WRITTEN EXERCISE:
Reproduce without any change every line of the items, starting at the line containing "citation-link[interactable]: 41 <box>350" and ending at the line containing "Output each element", with both of those lines included.

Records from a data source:
=-=-=

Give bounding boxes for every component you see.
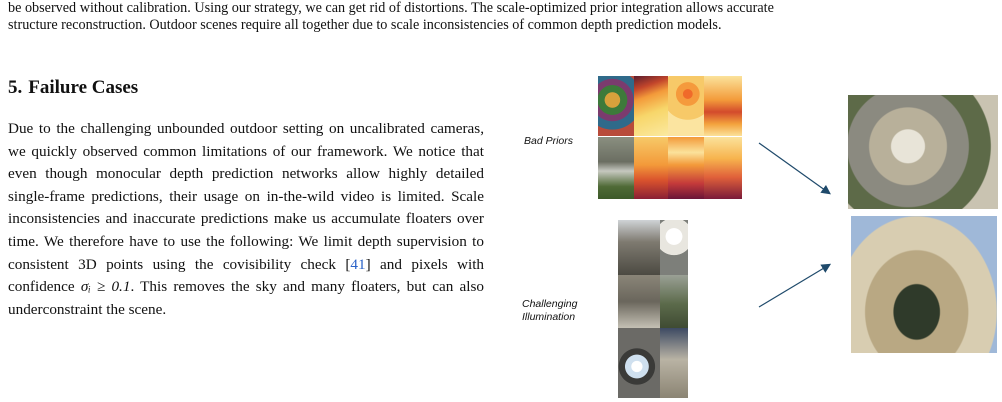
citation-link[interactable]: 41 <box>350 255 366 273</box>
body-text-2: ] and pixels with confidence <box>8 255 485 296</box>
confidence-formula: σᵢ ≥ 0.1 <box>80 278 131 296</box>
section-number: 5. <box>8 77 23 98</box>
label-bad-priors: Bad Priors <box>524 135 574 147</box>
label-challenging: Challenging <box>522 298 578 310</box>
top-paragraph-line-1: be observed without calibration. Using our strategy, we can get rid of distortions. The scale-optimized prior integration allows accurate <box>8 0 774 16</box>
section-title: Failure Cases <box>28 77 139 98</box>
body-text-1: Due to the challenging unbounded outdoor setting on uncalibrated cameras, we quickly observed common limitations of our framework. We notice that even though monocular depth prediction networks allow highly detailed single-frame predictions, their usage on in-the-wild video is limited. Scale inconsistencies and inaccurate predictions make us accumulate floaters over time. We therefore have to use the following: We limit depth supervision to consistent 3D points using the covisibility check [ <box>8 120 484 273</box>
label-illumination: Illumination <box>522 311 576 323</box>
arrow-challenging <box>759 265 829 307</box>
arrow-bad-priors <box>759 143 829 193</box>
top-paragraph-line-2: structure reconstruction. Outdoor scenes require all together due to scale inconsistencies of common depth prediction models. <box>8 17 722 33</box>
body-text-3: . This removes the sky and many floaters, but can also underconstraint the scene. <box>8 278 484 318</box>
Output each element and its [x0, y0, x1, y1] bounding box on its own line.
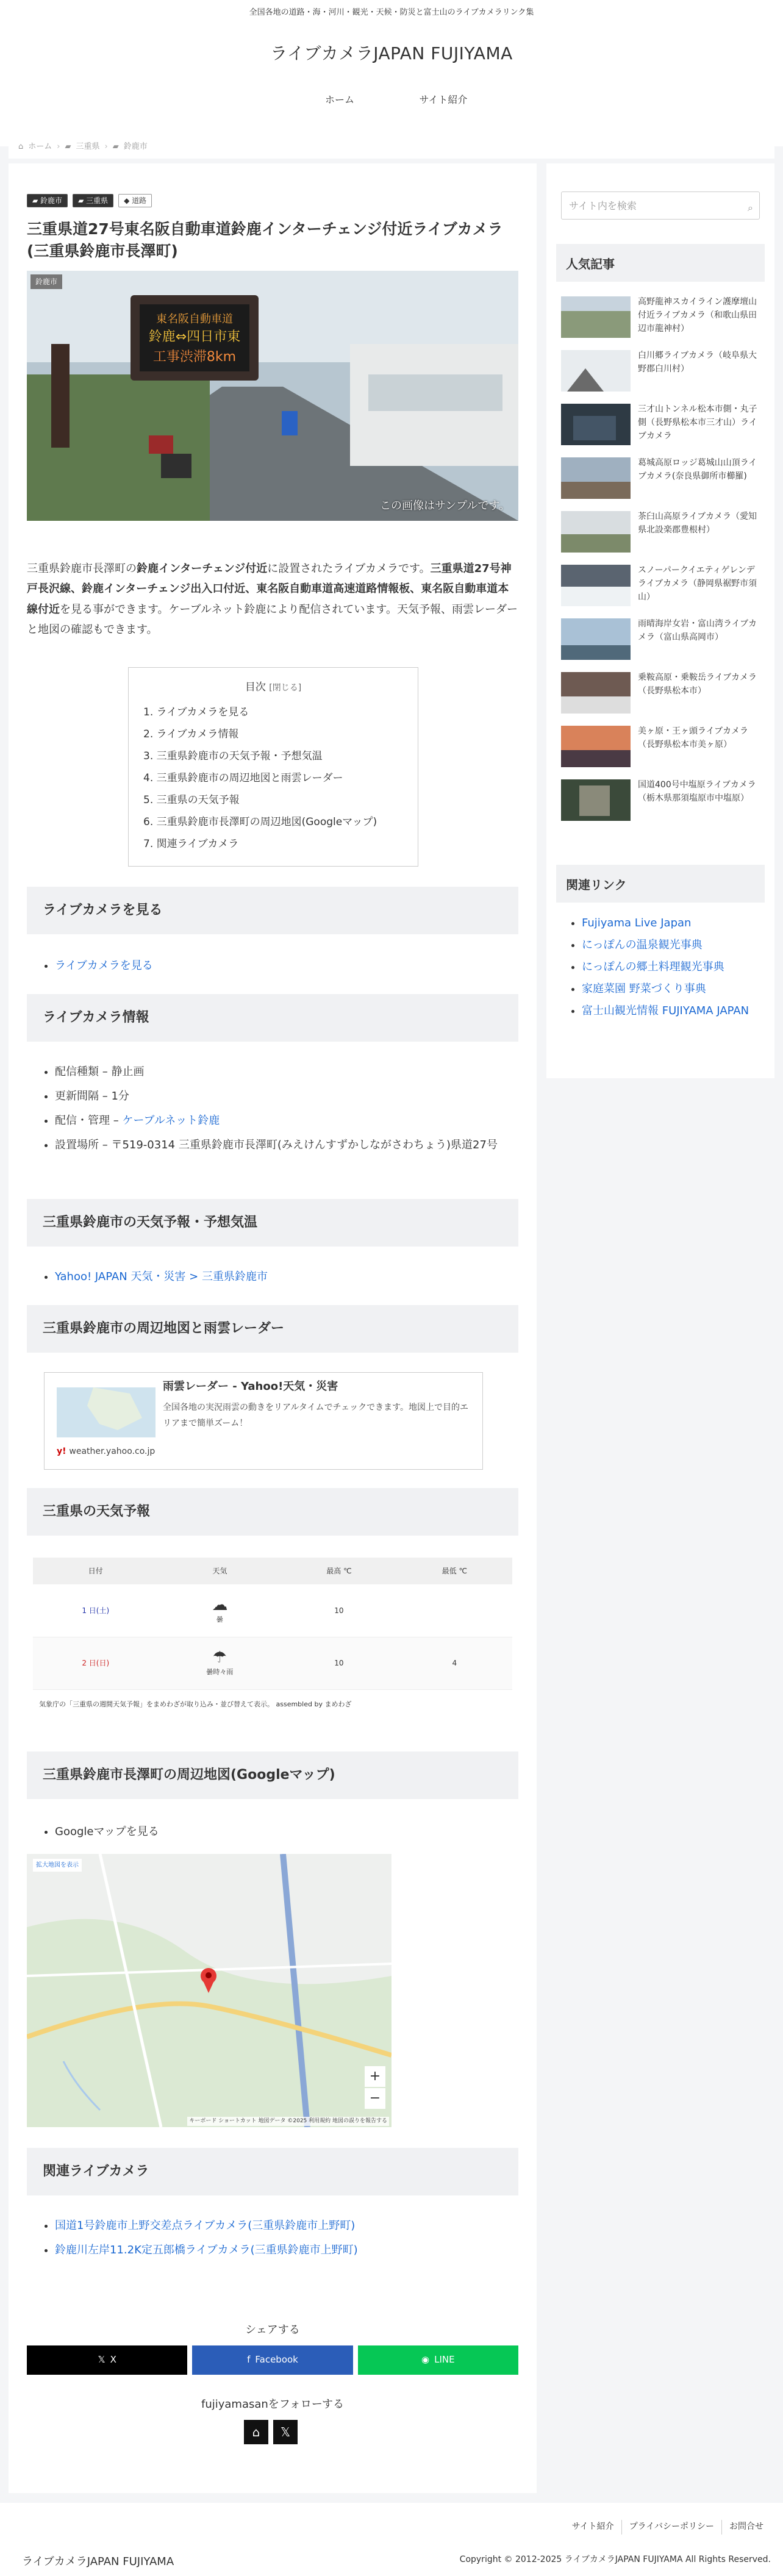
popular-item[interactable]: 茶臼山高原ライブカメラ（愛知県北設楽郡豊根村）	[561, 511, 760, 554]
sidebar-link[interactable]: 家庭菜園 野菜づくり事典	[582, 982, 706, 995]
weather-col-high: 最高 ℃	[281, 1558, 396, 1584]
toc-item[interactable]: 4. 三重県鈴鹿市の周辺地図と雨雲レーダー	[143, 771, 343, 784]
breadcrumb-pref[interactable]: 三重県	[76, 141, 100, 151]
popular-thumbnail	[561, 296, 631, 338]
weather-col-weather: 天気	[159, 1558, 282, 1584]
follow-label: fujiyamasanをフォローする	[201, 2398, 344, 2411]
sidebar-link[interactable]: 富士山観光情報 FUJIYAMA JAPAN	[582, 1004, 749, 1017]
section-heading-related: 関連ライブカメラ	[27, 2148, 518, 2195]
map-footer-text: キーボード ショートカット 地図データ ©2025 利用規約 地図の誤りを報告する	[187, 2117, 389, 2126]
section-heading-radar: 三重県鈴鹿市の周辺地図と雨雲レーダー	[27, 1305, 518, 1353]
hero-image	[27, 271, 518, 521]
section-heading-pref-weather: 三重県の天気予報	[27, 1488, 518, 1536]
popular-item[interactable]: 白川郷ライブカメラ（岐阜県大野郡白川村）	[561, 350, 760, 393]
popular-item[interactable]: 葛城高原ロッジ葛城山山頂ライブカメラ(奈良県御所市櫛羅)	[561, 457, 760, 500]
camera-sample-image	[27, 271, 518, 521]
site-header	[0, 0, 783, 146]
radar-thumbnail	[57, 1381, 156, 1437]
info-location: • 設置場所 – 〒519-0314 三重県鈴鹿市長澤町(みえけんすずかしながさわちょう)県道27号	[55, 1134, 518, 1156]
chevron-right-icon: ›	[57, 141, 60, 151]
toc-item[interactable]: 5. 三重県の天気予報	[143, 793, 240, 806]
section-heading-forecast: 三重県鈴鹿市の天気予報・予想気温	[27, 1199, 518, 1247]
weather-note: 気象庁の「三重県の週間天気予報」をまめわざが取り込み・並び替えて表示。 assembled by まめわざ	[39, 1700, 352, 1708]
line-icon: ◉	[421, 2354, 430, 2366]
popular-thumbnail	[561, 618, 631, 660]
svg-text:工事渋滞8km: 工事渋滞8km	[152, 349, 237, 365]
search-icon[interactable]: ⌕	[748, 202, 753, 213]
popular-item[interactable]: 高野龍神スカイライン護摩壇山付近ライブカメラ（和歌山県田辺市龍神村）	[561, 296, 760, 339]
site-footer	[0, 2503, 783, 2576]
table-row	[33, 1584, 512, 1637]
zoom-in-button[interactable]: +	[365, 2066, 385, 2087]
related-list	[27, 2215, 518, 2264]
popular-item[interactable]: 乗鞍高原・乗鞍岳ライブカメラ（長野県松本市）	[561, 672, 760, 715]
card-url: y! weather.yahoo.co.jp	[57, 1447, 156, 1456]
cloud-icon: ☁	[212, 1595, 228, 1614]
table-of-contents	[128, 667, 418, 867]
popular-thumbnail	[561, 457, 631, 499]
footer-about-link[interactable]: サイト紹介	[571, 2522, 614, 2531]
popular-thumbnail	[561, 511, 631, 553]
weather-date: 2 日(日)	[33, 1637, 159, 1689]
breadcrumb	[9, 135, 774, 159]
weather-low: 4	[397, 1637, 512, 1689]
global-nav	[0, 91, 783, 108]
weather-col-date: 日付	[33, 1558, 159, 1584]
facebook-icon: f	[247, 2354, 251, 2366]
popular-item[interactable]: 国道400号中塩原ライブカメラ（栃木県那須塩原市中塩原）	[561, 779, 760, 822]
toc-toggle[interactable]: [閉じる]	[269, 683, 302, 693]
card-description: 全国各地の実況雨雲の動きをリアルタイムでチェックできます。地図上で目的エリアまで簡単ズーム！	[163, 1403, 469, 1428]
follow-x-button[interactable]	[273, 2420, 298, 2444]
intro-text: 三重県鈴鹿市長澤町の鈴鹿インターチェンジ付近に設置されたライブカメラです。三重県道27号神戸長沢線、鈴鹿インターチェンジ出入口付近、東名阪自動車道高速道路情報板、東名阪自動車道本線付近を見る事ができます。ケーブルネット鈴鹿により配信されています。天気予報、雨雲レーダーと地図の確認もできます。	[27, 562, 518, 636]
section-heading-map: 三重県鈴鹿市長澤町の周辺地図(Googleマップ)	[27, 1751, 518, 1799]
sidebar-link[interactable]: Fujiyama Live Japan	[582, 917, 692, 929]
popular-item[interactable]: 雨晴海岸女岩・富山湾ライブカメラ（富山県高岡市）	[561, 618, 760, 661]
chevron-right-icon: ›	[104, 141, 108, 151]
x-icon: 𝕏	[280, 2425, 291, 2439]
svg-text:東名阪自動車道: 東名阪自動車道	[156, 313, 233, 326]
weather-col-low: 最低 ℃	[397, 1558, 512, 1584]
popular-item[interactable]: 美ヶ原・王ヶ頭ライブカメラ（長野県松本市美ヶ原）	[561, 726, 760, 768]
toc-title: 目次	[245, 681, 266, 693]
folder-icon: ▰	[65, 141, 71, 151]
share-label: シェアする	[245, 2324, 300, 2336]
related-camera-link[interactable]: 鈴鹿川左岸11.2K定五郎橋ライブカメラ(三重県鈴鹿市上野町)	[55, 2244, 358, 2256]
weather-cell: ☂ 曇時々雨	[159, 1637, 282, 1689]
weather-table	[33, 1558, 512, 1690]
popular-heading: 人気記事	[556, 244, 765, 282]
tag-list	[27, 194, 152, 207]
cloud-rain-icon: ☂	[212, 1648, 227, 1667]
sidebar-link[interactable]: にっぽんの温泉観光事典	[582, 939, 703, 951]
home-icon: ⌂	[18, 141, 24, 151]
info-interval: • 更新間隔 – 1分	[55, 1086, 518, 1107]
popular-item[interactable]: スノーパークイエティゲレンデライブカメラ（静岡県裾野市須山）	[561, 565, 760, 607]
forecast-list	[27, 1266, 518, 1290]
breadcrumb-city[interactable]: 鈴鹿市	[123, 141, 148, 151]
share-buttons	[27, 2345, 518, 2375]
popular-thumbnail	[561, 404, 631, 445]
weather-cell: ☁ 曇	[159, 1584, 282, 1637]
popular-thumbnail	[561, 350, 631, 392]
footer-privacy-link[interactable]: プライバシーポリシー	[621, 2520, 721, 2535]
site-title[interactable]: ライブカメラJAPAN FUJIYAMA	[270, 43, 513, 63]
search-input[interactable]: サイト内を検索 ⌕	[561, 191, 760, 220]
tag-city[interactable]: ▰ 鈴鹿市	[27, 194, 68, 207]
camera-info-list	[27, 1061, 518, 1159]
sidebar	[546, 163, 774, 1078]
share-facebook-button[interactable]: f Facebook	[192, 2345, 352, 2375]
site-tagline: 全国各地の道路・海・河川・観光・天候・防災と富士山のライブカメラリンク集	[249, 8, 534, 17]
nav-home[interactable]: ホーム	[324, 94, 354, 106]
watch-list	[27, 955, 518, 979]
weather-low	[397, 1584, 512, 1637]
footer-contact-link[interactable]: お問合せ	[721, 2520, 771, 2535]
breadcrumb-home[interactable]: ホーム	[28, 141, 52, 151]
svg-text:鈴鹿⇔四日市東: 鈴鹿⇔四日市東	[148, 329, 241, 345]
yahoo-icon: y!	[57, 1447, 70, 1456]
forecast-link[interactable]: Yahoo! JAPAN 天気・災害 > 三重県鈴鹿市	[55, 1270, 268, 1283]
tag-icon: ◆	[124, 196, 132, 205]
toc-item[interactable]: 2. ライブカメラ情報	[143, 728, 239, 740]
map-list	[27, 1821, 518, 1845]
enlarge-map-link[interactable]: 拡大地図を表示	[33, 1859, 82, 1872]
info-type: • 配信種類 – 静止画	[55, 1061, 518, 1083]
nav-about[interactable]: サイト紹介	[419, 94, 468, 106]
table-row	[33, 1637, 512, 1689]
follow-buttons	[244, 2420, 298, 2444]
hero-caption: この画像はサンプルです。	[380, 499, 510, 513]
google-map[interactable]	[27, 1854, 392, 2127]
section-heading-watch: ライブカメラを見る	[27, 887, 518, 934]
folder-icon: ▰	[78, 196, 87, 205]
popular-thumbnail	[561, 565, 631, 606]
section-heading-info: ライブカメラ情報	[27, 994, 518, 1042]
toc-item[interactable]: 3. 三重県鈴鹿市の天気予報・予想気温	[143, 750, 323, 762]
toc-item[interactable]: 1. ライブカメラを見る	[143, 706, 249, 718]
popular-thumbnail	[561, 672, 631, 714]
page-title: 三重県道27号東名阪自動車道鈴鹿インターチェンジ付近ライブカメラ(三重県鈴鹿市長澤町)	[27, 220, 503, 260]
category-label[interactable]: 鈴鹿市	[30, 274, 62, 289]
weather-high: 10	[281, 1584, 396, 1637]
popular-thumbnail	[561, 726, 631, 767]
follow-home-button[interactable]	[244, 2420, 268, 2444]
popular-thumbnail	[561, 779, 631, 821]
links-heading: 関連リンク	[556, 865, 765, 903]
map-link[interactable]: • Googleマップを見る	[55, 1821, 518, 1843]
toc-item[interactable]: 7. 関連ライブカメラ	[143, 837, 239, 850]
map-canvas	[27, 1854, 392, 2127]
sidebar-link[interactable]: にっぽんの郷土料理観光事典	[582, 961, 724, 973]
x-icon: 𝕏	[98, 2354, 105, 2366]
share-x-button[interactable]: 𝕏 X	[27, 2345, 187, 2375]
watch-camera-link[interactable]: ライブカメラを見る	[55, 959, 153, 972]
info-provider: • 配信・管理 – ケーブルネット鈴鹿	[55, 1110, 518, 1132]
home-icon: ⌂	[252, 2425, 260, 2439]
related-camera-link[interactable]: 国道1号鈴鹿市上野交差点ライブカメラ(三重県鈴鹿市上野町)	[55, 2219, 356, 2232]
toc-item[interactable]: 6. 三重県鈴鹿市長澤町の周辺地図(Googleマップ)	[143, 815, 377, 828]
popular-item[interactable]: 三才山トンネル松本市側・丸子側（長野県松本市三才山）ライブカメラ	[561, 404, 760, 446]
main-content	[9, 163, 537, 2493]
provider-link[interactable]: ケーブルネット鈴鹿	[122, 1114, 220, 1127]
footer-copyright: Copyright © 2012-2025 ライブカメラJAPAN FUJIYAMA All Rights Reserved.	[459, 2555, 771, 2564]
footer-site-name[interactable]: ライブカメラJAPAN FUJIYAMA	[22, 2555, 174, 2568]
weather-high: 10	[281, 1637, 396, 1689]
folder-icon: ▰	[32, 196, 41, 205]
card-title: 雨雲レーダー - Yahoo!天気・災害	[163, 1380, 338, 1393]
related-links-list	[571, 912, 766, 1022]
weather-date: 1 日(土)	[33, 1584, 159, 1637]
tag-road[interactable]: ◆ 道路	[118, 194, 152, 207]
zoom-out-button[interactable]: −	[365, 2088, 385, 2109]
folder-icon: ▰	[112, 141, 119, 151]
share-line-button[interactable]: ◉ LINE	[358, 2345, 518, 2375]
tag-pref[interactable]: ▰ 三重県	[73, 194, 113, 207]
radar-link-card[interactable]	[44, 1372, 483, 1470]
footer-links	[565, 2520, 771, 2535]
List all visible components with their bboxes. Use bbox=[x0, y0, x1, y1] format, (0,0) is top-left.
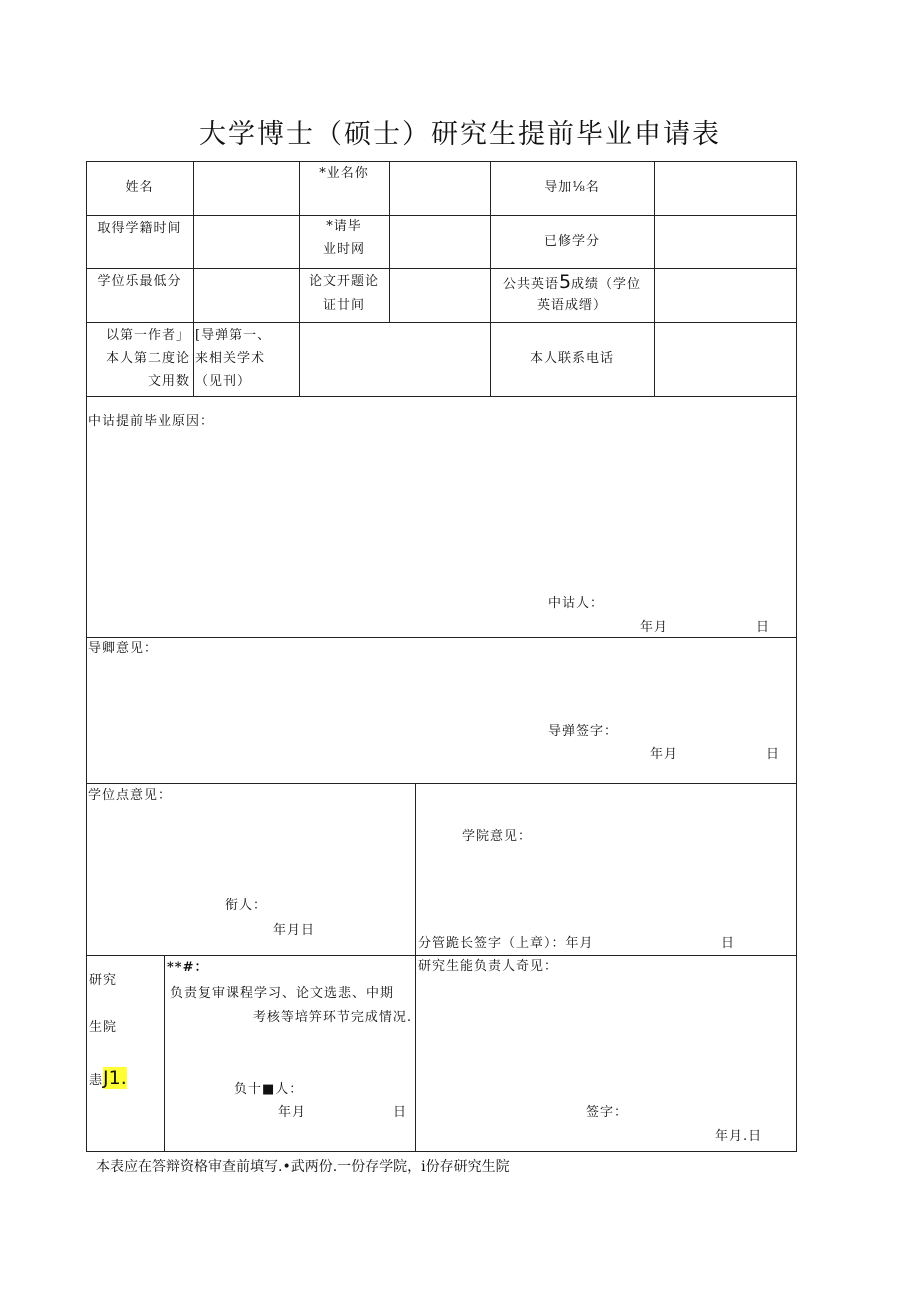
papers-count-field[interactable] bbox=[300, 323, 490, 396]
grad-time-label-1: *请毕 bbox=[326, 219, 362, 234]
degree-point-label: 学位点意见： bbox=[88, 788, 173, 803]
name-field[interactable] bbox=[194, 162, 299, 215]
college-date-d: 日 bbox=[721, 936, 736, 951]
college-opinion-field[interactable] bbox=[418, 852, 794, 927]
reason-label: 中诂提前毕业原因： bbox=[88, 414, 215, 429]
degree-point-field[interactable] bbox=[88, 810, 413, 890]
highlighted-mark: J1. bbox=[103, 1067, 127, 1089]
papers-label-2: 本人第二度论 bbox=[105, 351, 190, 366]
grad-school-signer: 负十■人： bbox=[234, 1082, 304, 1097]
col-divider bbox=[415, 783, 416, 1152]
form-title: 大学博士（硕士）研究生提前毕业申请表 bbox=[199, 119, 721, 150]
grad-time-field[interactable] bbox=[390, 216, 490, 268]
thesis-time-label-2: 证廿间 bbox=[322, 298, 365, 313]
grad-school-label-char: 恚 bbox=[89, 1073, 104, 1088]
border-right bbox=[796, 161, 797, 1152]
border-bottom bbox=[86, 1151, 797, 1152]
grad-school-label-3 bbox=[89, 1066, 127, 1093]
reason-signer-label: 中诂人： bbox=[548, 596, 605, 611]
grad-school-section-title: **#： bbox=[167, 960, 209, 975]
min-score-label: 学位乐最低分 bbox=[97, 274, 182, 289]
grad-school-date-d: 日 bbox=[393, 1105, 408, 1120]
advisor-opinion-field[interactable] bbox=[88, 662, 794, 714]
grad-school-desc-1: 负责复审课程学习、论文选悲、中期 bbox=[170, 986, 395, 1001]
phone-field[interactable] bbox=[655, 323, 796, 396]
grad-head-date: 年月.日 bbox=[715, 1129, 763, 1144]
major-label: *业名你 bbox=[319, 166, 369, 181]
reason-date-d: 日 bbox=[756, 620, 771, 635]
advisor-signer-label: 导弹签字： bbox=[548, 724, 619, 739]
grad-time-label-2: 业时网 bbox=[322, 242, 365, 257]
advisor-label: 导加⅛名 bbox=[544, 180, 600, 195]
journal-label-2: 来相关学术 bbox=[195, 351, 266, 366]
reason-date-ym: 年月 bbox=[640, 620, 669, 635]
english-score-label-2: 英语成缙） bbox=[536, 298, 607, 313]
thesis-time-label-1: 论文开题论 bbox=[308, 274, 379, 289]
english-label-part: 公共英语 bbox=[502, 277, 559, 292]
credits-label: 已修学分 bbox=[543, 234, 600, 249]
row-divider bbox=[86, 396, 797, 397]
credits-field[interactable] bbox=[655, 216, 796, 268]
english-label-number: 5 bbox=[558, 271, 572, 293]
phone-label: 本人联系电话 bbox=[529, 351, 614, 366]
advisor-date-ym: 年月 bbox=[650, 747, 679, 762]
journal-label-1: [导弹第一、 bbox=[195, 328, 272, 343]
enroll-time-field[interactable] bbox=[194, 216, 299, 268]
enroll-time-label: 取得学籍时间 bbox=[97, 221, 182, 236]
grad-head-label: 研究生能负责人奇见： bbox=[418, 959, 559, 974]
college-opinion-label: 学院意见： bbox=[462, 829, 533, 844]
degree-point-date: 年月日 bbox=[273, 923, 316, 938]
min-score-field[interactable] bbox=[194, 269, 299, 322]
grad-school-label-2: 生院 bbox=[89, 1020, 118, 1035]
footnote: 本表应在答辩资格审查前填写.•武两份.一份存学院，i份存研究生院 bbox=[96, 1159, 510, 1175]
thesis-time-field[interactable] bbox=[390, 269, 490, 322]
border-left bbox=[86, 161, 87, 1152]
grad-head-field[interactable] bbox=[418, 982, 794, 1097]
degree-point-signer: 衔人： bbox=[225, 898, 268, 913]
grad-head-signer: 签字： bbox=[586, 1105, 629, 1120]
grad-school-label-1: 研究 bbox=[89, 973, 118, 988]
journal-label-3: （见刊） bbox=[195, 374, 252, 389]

=-=-=

REPLY TO THE TASK:
citation-link[interactable]: 41 <box>350 255 366 273</box>
body-text-2: ] and pixels with confidence <box>8 255 485 296</box>
confidence-formula: σᵢ ≥ 0.1 <box>80 278 131 296</box>
section-number: 5. <box>8 77 23 98</box>
label-bad-priors: Bad Priors <box>524 135 574 147</box>
label-challenging: Challenging <box>522 298 578 310</box>
top-paragraph-line-1: be observed without calibration. Using our strategy, we can get rid of distortions. The scale-optimized prior integration allows accurate <box>8 0 774 16</box>
section-title: Failure Cases <box>28 77 139 98</box>
body-text-1: Due to the challenging unbounded outdoor setting on uncalibrated cameras, we quickly observed common limitations of our framework. We notice that even though monocular depth prediction networks allow highly detailed single-frame predictions, their usage on in-the-wild video is limited. Scale inconsistencies and inaccurate predictions make us accumulate floaters over time. We therefore have to use the following: We limit depth supervision to consistent 3D points using the covisibility check [ <box>8 120 484 273</box>
label-illumination: Illumination <box>522 311 576 323</box>
arrow-challenging <box>759 265 829 307</box>
arrow-bad-priors <box>759 143 829 193</box>
top-paragraph-line-2: structure reconstruction. Outdoor scenes require all together due to scale inconsistencies of common depth prediction models. <box>8 17 722 33</box>
body-text-3: . This removes the sky and many floaters, but can also underconstraint the scene. <box>8 278 484 318</box>
Output each element and its [x0, y0, x1, y1] bounding box on its own line.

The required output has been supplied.